YOUR OBJECTIVE> Can you rewrite the records, starting at their first line and ending at the line that contains "- expand-icon[interactable]: +: [40, 110, 51, 122]", with "Organizational unit" changed to "Department" and nothing else altered?

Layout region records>
/---
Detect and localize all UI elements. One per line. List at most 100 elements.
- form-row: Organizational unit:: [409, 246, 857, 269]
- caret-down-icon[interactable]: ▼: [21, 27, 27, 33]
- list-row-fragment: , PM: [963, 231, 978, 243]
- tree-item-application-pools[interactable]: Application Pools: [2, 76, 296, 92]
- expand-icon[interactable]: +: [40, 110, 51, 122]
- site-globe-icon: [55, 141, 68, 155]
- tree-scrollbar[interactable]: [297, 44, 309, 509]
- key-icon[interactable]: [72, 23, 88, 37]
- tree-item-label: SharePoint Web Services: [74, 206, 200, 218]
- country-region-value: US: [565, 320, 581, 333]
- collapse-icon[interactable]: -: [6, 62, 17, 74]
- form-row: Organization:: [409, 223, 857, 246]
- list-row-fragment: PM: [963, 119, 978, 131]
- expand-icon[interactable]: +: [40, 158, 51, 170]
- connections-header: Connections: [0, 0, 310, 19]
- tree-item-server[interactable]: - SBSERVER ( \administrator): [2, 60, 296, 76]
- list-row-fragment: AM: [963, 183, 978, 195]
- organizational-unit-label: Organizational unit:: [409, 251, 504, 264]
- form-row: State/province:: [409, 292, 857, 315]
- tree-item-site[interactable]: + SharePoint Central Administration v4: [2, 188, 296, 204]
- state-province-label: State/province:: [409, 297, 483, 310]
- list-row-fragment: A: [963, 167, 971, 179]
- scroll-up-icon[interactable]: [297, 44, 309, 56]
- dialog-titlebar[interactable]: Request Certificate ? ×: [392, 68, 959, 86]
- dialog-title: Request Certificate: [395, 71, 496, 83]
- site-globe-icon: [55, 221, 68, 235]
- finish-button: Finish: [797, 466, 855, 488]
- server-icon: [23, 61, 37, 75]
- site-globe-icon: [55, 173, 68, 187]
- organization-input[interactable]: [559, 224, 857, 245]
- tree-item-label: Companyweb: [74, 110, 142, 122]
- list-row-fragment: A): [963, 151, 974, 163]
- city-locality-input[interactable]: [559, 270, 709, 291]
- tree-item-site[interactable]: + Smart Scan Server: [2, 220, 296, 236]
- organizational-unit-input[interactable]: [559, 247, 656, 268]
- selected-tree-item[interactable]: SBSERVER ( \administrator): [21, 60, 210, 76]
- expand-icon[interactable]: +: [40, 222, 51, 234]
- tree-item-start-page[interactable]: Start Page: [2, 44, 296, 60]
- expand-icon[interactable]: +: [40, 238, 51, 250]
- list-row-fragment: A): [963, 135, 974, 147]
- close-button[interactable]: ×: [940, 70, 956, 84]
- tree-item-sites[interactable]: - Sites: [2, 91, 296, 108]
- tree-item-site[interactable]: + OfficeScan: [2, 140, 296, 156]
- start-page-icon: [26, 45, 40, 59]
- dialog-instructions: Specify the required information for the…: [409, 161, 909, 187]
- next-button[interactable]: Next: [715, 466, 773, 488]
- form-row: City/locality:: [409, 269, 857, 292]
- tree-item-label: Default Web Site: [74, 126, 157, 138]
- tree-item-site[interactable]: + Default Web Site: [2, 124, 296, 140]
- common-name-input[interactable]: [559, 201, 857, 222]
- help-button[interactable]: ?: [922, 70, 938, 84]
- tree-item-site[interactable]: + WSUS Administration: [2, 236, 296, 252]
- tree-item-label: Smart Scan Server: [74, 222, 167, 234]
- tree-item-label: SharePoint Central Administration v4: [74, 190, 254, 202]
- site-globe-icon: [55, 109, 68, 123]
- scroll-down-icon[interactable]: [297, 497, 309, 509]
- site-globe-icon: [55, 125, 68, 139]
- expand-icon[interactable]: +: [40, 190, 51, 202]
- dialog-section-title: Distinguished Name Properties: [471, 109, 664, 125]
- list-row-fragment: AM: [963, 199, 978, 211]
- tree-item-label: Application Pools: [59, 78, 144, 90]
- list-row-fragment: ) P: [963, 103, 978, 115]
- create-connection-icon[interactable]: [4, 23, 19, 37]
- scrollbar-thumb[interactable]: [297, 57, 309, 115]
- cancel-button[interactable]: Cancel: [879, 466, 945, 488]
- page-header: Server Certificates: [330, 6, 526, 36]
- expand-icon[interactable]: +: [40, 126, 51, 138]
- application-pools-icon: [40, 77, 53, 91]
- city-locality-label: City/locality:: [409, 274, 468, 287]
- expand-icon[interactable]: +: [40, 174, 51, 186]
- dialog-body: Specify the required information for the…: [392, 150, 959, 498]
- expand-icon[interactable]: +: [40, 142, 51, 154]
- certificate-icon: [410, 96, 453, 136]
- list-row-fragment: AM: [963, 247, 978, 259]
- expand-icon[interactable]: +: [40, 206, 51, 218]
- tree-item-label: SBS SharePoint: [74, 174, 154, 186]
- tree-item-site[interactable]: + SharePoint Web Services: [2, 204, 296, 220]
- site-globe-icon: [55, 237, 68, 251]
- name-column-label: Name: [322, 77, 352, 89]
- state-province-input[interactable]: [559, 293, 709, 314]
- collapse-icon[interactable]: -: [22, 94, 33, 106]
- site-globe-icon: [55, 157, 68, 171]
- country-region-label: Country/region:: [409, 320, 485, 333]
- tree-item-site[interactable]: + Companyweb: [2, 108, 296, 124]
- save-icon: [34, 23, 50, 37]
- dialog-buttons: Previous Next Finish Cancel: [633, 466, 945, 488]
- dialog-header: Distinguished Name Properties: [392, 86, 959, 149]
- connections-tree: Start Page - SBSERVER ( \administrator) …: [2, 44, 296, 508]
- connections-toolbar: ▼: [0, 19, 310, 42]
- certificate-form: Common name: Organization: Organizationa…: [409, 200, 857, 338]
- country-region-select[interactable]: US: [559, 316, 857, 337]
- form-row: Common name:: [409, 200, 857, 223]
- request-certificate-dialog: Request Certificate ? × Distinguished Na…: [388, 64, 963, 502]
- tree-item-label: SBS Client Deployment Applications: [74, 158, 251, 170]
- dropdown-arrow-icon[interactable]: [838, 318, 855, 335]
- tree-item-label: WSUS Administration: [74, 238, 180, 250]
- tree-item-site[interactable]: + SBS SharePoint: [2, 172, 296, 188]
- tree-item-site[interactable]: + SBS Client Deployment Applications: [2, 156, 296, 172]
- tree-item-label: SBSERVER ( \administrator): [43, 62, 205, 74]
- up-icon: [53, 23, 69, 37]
\---
RESPONSE>
Detect and localize all UI elements. One per line. List at most 100 elements.
- form-row: Department:: [409, 246, 857, 269]
- caret-down-icon[interactable]: ▼: [21, 27, 27, 33]
- list-row-fragment: , PM: [963, 231, 978, 243]
- tree-item-application-pools[interactable]: Application Pools: [2, 76, 296, 92]
- expand-icon[interactable]: +: [40, 110, 51, 122]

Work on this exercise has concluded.